■ **Aim of the exercise**:
Repeat the whole of the data, keeping every detail the same.

Collected data entries
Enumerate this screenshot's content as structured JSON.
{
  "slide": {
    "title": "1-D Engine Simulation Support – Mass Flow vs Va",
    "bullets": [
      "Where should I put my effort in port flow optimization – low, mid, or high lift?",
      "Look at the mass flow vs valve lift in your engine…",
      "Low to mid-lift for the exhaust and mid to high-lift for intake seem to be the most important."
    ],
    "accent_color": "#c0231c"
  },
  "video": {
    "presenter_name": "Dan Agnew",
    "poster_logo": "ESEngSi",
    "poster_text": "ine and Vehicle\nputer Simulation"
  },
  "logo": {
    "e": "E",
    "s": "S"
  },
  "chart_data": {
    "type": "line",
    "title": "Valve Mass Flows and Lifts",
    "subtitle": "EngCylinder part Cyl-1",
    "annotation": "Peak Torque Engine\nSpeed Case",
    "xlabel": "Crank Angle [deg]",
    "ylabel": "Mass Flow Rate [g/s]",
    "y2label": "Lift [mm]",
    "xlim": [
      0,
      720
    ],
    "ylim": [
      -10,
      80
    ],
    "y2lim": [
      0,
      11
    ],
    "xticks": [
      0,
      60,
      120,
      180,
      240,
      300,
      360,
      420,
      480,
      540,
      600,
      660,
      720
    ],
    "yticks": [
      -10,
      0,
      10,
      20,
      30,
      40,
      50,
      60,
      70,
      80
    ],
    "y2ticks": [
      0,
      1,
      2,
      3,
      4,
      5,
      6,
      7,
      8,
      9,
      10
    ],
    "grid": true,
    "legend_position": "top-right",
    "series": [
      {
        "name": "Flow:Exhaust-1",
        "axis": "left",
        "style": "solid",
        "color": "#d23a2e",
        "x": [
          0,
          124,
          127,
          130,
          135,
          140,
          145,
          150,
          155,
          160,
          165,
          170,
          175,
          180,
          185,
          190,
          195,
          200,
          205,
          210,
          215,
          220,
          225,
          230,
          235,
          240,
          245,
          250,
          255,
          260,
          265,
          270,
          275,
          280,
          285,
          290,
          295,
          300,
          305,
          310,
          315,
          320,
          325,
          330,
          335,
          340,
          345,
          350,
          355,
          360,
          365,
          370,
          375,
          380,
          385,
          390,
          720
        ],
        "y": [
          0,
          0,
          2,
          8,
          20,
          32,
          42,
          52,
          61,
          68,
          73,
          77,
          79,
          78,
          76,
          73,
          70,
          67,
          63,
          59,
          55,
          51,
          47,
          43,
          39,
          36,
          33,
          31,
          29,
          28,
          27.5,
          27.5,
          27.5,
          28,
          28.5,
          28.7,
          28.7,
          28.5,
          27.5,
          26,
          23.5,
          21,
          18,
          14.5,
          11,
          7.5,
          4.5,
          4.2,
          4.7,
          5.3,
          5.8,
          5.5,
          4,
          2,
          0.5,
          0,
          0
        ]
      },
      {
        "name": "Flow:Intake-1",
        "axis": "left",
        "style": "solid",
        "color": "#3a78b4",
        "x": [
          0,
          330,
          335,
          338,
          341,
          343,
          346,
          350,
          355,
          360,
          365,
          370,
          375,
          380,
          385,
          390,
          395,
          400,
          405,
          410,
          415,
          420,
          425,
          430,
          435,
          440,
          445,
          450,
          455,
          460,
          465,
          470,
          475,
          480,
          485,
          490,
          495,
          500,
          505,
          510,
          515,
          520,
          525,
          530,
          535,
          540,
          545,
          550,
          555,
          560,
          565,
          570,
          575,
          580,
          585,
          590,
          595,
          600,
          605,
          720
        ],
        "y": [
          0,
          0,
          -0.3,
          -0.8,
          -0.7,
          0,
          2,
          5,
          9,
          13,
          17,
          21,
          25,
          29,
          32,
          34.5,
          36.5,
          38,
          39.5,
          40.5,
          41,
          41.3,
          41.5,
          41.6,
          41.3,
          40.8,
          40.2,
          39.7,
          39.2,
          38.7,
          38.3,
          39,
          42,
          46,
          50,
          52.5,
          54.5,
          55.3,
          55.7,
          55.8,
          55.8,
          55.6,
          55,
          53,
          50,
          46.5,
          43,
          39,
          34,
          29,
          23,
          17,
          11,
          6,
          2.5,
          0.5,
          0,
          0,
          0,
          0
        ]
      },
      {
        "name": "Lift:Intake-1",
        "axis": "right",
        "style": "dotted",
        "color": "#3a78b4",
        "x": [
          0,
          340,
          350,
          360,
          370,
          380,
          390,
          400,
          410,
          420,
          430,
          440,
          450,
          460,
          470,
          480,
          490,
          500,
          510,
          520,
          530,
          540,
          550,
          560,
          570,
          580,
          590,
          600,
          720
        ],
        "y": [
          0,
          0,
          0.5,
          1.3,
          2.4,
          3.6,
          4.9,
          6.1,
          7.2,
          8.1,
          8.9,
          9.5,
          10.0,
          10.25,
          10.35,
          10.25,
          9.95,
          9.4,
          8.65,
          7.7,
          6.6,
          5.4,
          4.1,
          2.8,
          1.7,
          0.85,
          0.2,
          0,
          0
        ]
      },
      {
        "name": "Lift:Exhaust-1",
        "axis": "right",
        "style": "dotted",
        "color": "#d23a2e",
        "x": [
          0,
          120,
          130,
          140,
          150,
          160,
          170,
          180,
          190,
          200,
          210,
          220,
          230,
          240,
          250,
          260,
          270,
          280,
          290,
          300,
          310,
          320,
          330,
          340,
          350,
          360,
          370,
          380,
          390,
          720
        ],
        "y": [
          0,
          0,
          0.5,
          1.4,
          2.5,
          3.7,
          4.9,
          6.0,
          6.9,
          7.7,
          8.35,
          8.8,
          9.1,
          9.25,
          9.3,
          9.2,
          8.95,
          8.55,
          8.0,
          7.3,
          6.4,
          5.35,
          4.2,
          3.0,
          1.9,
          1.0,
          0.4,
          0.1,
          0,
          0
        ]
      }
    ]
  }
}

■ **Output**:
Enumerate this screenshot's content as structured JSON.
{
  "slide": {
    "title": "1-D Engine Simulation Support – Mass Flow vs Va",
    "bullets": [
      "Where should I put my effort in port flow optimization – low, mid, or high lift?",
      "Look at the mass flow vs valve lift in your engine…",
      "Low to mid-lift for the exhaust and mid to high-lift for intake seem to be the most important."
    ],
    "accent_color": "#c0231c"
  },
  "video": {
    "presenter_name": "Dan Agnew",
    "poster_logo": "ESEngSi",
    "poster_text": "ine and Vehicle\nputer Simulation"
  },
  "logo": {
    "e": "E",
    "s": "S"
  },
  "chart_data": {
    "type": "line",
    "title": "Valve Mass Flows and Lifts",
    "subtitle": "EngCylinder part Cyl-1",
    "annotation": "Peak Torque Engine\nSpeed Case",
    "xlabel": "Crank Angle [deg]",
    "ylabel": "Mass Flow Rate [g/s]",
    "y2label": "Lift [mm]",
    "xlim": [
      0,
      720
    ],
    "ylim": [
      -10,
      80
    ],
    "y2lim": [
      0,
      11
    ],
    "xticks": [
      0,
      60,
      120,
      180,
      240,
      300,
      360,
      420,
      480,
      540,
      600,
      660,
      720
    ],
    "yticks": [
      -10,
      0,
      10,
      20,
      30,
      40,
      50,
      60,
      70,
      80
    ],
    "y2ticks": [
      0,
      1,
      2,
      3,
      4,
      5,
      6,
      7,
      8,
      9,
      10
    ],
    "grid": true,
    "legend_position": "top-right",
    "series": [
      {
        "name": "Flow:Exhaust-1",
        "axis": "left",
        "style": "solid",
        "color": "#d23a2e",
        "x": [
          0,
          124,
          127,
          130,
          135,
          140,
          145,
          150,
          155,
          160,
          165,
          170,
          175,
          180,
          185,
          190,
          195,
          200,
          205,
          210,
          215,
          220,
          225,
          230,
          235,
          240,
          245,
          250,
          255,
          260,
          265,
          270,
          275,
          280,
          285,
          290,
          295,
          300,
          305,
          310,
          315,
          320,
          325,
          330,
          335,
          340,
          345,
          350,
          355,
          360,
          365,
          370,
          375,
          380,
          385,
          390,
          720
        ],
        "y": [
          0,
          0,
          2,
          8,
          20,
          32,
          42,
          52,
          61,
          68,
          73,
          77,
          79,
          78,
          76,
          73,
          70,
          67,
          63,
          59,
          55,
          51,
          47,
          43,
          39,
          36,
          33,
          31,
          29,
          28,
          27.5,
          27.5,
          27.5,
          28,
          28.5,
          28.7,
          28.7,
          28.5,
          27.5,
          26,
          23.5,
          21,
          18,
          14.5,
          11,
          7.5,
          4.5,
          4.2,
          4.7,
          5.3,
          5.8,
          5.5,
          4,
          2,
          0.5,
          0,
          0
        ]
      },
      {
        "name": "Flow:Intake-1",
        "axis": "left",
        "style": "solid",
        "color": "#3a78b4",
        "x": [
          0,
          330,
          335,
          338,
          341,
          343,
          346,
          350,
          355,
          360,
          365,
          370,
          375,
          380,
          385,
          390,
          395,
          400,
          405,
          410,
          415,
          420,
          425,
          430,
          435,
          440,
          445,
          450,
          455,
          460,
          465,
          470,
          475,
          480,
          485,
          490,
          495,
          500,
          505,
          510,
          515,
          520,
          525,
          530,
          535,
          540,
          545,
          550,
          555,
          560,
          565,
          570,
          575,
          580,
          585,
          590,
          595,
          600,
          605,
          720
        ],
        "y": [
          0,
          0,
          -0.3,
          -0.8,
          -0.7,
          0,
          2,
          5,
          9,
          13,
          17,
          21,
          25,
          29,
          32,
          34.5,
          36.5,
          38,
          39.5,
          40.5,
          41,
          41.3,
          41.5,
          41.6,
          41.3,
          40.8,
          40.2,
          39.7,
          39.2,
          38.7,
          38.3,
          39,
          42,
          46,
          50,
          52.5,
          54.5,
          55.3,
          55.7,
          55.8,
          55.8,
          55.6,
          55,
          53,
          50,
          46.5,
          43,
          39,
          34,
          29,
          23,
          17,
          11,
          6,
          2.5,
          0.5,
          0,
          0,
          0,
          0
        ]
      },
      {
        "name": "Lift:Intake-1",
        "axis": "right",
        "style": "dotted",
        "color": "#3a78b4",
        "x": [
          0,
          340,
          350,
          360,
          370,
          380,
          390,
          400,
          410,
          420,
          430,
          440,
          450,
          460,
          470,
          480,
          490,
          500,
          510,
          520,
          530,
          540,
          550,
          560,
          570,
          580,
          590,
          600,
          720
        ],
        "y": [
          0,
          0,
          0.5,
          1.3,
          2.4,
          3.6,
          4.9,
          6.1,
          7.2,
          8.1,
          8.9,
          9.5,
          10.0,
          10.25,
          10.35,
          10.25,
          9.95,
          9.4,
          8.65,
          7.7,
          6.6,
          5.4,
          4.1,
          2.8,
          1.7,
          0.85,
          0.2,
          0,
          0
        ]
      },
      {
        "name": "Lift:Exhaust-1",
        "axis": "right",
        "style": "dotted",
        "color": "#d23a2e",
        "x": [
          0,
          120,
          130,
          140,
          150,
          160,
          170,
          180,
          190,
          200,
          210,
          220,
          230,
          240,
          250,
          260,
          270,
          280,
          290,
          300,
          310,
          320,
          330,
          340,
          350,
          360,
          370,
          380,
          390,
          720
        ],
        "y": [
          0,
          0,
          0.5,
          1.4,
          2.5,
          3.7,
          4.9,
          6.0,
          6.9,
          7.7,
          8.35,
          8.8,
          9.1,
          9.25,
          9.3,
          9.2,
          8.95,
          8.55,
          8.0,
          7.3,
          6.4,
          5.35,
          4.2,
          3.0,
          1.9,
          1.0,
          0.4,
          0.1,
          0,
          0
        ]
      }
    ]
  }
}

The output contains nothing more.